(Data listing)
- - -

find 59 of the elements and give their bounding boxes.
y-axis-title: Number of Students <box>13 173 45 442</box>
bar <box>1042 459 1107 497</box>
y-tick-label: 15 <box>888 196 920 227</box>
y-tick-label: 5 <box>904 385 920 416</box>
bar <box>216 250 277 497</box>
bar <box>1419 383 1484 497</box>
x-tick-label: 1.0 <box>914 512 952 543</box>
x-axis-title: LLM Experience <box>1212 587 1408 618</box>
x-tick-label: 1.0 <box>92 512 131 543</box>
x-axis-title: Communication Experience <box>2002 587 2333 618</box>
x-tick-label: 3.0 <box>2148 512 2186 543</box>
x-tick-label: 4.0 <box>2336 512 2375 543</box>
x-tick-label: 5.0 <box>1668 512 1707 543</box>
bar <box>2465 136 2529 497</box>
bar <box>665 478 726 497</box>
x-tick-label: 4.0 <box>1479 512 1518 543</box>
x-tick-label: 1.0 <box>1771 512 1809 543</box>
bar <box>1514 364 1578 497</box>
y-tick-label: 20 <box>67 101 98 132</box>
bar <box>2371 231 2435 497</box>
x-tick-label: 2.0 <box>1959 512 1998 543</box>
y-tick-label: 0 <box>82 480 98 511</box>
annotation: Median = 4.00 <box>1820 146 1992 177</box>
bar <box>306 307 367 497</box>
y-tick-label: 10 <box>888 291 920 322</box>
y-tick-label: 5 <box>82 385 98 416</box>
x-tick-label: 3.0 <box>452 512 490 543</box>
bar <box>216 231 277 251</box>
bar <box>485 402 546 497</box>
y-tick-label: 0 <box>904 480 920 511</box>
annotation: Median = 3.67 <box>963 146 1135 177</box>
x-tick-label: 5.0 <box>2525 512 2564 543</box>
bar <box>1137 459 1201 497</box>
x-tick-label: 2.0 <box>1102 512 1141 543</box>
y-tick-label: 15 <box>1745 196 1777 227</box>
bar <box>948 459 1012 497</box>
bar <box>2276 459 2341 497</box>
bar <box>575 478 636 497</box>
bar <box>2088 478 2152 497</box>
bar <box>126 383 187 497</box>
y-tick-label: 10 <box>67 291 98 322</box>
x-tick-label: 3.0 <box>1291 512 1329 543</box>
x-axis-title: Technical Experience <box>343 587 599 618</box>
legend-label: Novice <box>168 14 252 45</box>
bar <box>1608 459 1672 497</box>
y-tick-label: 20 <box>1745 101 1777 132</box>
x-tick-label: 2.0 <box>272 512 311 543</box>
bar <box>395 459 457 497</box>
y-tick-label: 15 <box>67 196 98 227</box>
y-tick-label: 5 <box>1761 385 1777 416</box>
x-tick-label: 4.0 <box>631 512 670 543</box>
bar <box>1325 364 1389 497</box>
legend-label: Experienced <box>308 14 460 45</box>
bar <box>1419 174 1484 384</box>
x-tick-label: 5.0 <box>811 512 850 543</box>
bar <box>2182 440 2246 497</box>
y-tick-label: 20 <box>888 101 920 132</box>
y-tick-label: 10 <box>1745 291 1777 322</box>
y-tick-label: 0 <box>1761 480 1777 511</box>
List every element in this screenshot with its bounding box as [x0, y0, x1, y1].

- - -

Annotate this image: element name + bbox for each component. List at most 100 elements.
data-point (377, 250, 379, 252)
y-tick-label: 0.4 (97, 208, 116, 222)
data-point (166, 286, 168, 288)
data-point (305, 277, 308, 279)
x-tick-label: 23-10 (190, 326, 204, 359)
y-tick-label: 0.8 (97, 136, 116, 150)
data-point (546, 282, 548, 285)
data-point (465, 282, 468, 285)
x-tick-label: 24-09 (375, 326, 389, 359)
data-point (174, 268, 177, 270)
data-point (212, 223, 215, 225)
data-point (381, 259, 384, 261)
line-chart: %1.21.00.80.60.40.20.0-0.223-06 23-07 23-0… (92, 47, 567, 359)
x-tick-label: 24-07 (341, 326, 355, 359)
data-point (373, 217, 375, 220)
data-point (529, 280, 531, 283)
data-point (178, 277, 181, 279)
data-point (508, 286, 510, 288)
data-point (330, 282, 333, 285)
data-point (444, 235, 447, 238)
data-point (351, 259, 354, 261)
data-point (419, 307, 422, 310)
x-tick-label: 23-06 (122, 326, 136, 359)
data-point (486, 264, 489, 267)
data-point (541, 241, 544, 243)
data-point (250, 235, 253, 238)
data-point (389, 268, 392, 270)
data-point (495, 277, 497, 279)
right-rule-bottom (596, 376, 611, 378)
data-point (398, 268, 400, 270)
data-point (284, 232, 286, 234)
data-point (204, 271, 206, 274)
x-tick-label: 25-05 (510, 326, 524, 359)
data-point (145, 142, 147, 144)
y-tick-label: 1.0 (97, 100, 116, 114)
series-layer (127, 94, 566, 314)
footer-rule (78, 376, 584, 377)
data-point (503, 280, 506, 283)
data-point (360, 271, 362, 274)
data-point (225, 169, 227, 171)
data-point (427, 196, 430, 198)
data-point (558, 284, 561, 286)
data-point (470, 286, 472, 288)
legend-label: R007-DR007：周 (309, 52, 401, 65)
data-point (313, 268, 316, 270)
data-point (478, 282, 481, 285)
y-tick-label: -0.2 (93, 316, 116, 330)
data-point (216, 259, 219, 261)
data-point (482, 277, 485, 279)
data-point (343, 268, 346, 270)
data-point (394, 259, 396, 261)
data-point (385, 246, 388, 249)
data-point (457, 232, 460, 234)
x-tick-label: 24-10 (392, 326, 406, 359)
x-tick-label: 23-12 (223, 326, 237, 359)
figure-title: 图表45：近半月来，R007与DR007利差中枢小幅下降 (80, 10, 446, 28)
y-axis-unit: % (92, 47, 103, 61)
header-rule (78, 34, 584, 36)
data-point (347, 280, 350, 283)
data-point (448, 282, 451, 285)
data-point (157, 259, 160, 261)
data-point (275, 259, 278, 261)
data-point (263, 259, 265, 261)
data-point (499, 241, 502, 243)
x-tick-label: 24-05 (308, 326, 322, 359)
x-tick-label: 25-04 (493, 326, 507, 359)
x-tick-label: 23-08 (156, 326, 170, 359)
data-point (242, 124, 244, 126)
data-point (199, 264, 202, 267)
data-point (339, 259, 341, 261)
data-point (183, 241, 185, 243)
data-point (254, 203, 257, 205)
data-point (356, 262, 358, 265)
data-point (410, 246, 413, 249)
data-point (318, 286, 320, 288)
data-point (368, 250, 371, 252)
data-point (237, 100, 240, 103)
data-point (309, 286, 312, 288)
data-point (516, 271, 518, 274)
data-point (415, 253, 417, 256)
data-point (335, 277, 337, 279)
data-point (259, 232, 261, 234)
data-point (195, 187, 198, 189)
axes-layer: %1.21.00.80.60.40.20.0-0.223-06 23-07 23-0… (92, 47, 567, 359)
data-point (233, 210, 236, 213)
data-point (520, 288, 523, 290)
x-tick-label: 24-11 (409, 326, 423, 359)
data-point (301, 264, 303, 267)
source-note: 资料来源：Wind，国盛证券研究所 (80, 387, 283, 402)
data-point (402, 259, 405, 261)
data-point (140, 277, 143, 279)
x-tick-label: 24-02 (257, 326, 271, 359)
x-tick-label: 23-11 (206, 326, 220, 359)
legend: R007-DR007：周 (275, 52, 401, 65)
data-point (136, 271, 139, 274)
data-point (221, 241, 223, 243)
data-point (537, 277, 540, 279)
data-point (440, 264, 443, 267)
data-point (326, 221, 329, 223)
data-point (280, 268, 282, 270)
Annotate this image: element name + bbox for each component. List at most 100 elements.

- - -

▶ _Exercise_
Please copy the rows above, starting with the line that contains "find 59 of the" and going on through the line that contains "x-tick-label: 1.0 <box>914 512 952 543</box>".

▶ _The reply_
find 59 of the elements and give their bounding boxes.
y-axis-title: Number of Students <box>13 173 45 442</box>
bar <box>1042 459 1107 497</box>
y-tick-label: 15 <box>888 196 920 227</box>
y-tick-label: 5 <box>904 385 920 416</box>
bar <box>216 250 277 497</box>
bar <box>1419 383 1484 497</box>
x-tick-label: 1.0 <box>914 512 952 543</box>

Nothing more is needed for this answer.